(Figure record listings)

##############################

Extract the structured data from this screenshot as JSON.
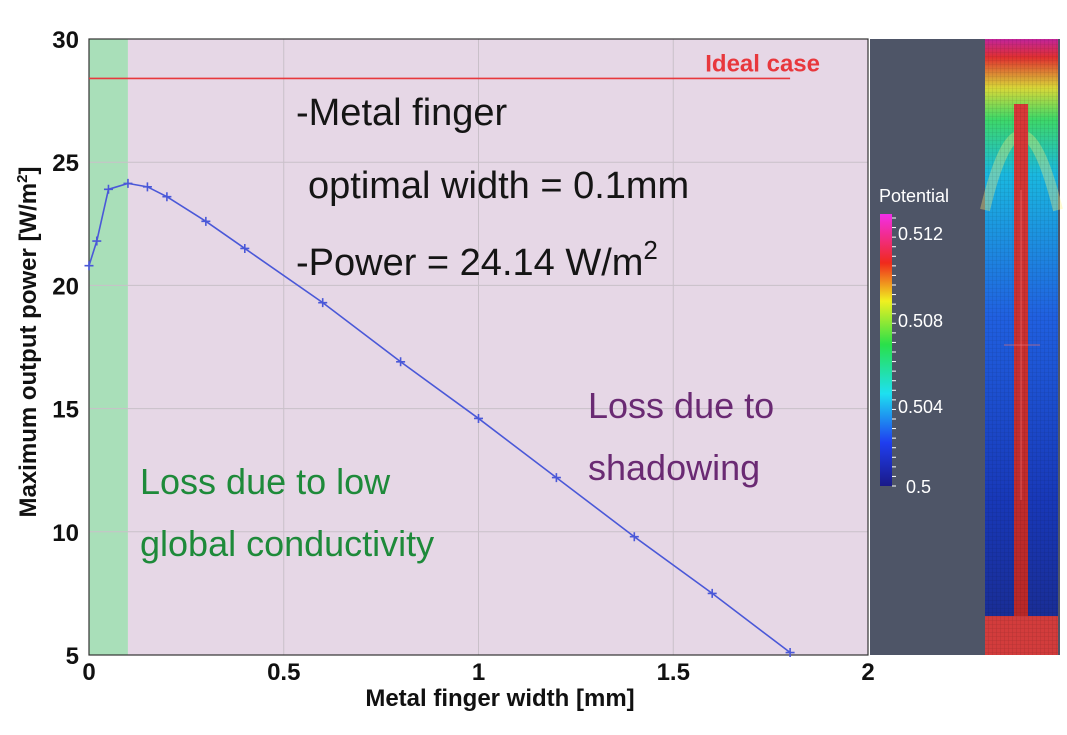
{
  "chart_data": {
    "type": "line",
    "title": "",
    "xlabel": "Metal finger width [mm]",
    "ylabel": "Maximum output power [W/m",
    "ylabel_sup": "2",
    "ylabel_tail": "]",
    "xlim": [
      0,
      2
    ],
    "ylim": [
      5,
      30
    ],
    "grid": true,
    "x_ticks": [
      "0",
      "0.5",
      "1",
      "1.5",
      "2"
    ],
    "x_tick_values": [
      0,
      0.5,
      1,
      1.5,
      2
    ],
    "y_ticks": [
      "5",
      "10",
      "15",
      "20",
      "25",
      "30"
    ],
    "y_tick_values": [
      5,
      10,
      15,
      20,
      25,
      30
    ],
    "series": [
      {
        "color": "#4a58d8",
        "marker": "plus",
        "x": [
          0,
          0.02,
          0.05,
          0.1,
          0.15,
          0.2,
          0.3,
          0.4,
          0.6,
          0.8,
          1.0,
          1.2,
          1.4,
          1.6,
          1.8
        ],
        "y": [
          20.8,
          21.8,
          23.9,
          24.14,
          24.0,
          23.6,
          22.6,
          21.5,
          19.3,
          16.9,
          14.6,
          12.2,
          9.8,
          7.5,
          5.1
        ]
      }
    ],
    "ideal_case": {
      "value": 28.4,
      "x_end": 1.8,
      "label": "Ideal case",
      "color": "#e8383d"
    },
    "regions": [
      {
        "x_from": 0,
        "x_to": 0.1,
        "color": "#a9dfb9"
      },
      {
        "x_from": 0.1,
        "x_to": 2,
        "color": "#e6d7e6"
      }
    ],
    "annotations": {
      "line1": "-Metal finger",
      "line2": "optimal width = 0.1mm",
      "line3_prefix": "-Power = 24.14 W/m",
      "line3_sup": "2",
      "green_line1": "Loss due to low",
      "green_line2": "global conductivity",
      "purple_line1": "Loss due to",
      "purple_line2": "shadowing"
    }
  },
  "inset": {
    "colorbar_title": "Potential",
    "colorbar_ticks": [
      "0.512",
      "0.508",
      "0.504",
      "0.5"
    ],
    "panel_color": "#4e5567"
  }
}
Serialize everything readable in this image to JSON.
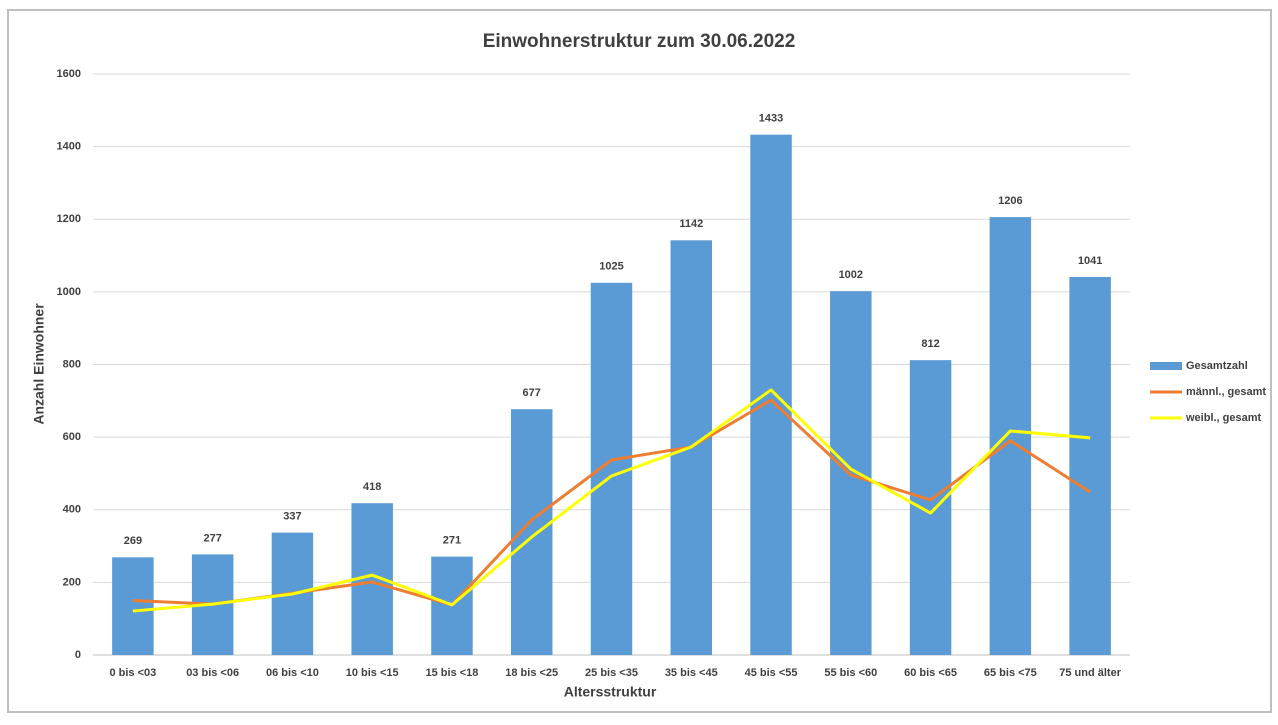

##############################

Write out the entries again, exactly as given, skipping any images.

## [EXPECTED OUTPUT]
Extract the structured data from this screenshot as JSON.
{
  "chart_data": {
    "type": "line",
    "title": "",
    "xlabel": "Metal finger width [mm]",
    "ylabel": "Maximum output power [W/m",
    "ylabel_sup": "2",
    "ylabel_tail": "]",
    "xlim": [
      0,
      2
    ],
    "ylim": [
      5,
      30
    ],
    "grid": true,
    "x_ticks": [
      "0",
      "0.5",
      "1",
      "1.5",
      "2"
    ],
    "x_tick_values": [
      0,
      0.5,
      1,
      1.5,
      2
    ],
    "y_ticks": [
      "5",
      "10",
      "15",
      "20",
      "25",
      "30"
    ],
    "y_tick_values": [
      5,
      10,
      15,
      20,
      25,
      30
    ],
    "series": [
      {
        "color": "#4a58d8",
        "marker": "plus",
        "x": [
          0,
          0.02,
          0.05,
          0.1,
          0.15,
          0.2,
          0.3,
          0.4,
          0.6,
          0.8,
          1.0,
          1.2,
          1.4,
          1.6,
          1.8
        ],
        "y": [
          20.8,
          21.8,
          23.9,
          24.14,
          24.0,
          23.6,
          22.6,
          21.5,
          19.3,
          16.9,
          14.6,
          12.2,
          9.8,
          7.5,
          5.1
        ]
      }
    ],
    "ideal_case": {
      "value": 28.4,
      "x_end": 1.8,
      "label": "Ideal case",
      "color": "#e8383d"
    },
    "regions": [
      {
        "x_from": 0,
        "x_to": 0.1,
        "color": "#a9dfb9"
      },
      {
        "x_from": 0.1,
        "x_to": 2,
        "color": "#e6d7e6"
      }
    ],
    "annotations": {
      "line1": "-Metal finger",
      "line2": "optimal width = 0.1mm",
      "line3_prefix": "-Power = 24.14 W/m",
      "line3_sup": "2",
      "green_line1": "Loss due to low",
      "green_line2": "global conductivity",
      "purple_line1": "Loss due to",
      "purple_line2": "shadowing"
    }
  },
  "inset": {
    "colorbar_title": "Potential",
    "colorbar_ticks": [
      "0.512",
      "0.508",
      "0.504",
      "0.5"
    ],
    "panel_color": "#4e5567"
  }
}
Serialize everything readable in this image to JSON.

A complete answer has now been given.